Look through the lines below, find those with the word "kidney", and copy them.

** RECORDS SUPPLIED follows **

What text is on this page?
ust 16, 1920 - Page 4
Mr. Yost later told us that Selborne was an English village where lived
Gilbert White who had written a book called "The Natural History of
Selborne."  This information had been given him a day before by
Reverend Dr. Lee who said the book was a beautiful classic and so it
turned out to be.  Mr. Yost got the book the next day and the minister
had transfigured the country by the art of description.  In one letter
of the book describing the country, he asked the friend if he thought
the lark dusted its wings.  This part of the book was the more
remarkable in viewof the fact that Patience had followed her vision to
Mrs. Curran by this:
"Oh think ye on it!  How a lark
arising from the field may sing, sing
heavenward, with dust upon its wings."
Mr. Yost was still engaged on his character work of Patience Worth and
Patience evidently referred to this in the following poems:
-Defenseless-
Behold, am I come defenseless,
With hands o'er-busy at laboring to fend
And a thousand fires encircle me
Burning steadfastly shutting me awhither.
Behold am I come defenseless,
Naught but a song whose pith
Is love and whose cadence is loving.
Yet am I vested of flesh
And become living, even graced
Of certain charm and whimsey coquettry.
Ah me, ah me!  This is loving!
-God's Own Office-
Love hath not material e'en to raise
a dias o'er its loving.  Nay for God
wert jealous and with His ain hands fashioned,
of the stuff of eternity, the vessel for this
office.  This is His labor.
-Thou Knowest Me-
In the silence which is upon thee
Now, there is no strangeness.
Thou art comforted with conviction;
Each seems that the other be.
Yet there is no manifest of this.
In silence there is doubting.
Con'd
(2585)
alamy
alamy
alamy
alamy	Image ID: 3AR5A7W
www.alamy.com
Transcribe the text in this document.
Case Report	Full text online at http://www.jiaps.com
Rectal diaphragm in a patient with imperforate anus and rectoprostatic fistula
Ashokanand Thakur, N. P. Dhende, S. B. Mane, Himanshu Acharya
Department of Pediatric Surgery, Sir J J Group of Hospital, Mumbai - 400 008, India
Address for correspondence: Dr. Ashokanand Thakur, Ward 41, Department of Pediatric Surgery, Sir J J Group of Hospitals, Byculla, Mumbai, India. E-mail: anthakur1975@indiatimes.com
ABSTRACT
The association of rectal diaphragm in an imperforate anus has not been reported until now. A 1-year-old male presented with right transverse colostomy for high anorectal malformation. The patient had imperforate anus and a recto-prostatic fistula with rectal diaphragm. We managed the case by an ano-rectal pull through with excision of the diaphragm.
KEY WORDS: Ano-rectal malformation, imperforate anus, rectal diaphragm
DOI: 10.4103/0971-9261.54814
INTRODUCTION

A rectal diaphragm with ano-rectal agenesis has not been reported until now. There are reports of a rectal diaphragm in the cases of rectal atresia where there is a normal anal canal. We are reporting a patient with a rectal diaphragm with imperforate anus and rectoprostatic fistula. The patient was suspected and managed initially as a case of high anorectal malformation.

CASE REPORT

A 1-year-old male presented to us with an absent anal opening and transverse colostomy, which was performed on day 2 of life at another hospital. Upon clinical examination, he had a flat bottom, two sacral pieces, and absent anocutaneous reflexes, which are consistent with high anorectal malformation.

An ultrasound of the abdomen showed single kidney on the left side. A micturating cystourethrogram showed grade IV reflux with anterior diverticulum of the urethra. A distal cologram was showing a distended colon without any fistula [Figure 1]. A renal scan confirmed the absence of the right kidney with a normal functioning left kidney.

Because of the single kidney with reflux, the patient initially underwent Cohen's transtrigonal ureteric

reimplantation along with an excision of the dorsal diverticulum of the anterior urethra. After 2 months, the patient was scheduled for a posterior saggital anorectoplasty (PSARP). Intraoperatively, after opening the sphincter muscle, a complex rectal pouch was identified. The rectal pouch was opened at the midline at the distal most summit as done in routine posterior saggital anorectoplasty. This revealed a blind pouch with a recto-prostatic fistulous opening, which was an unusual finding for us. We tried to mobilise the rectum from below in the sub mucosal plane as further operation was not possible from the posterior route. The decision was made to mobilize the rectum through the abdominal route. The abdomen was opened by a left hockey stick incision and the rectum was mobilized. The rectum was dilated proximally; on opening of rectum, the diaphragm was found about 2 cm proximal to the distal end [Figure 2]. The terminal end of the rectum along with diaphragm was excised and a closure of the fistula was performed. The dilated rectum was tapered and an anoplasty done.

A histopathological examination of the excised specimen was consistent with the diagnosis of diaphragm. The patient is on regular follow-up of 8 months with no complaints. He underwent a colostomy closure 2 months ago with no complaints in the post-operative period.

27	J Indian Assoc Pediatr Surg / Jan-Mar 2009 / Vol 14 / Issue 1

** End of RECORDS SUPPLIED **

■ **EXPECTED ANSWER**:
An ultrasound of the abdomen showed single kidney on the left side. A micturating cystourethrogram showed grade IV reflux with anterior diverticulum of the urethra. A distal cologram was showing a distended colon without any fistula [Figure 1]. A renal scan confirmed the absence of the right kidney with a normal functioning left kidney.
Because of the single kidney with reflux, the patient initially underwent Cohen's transtrigonal ureteric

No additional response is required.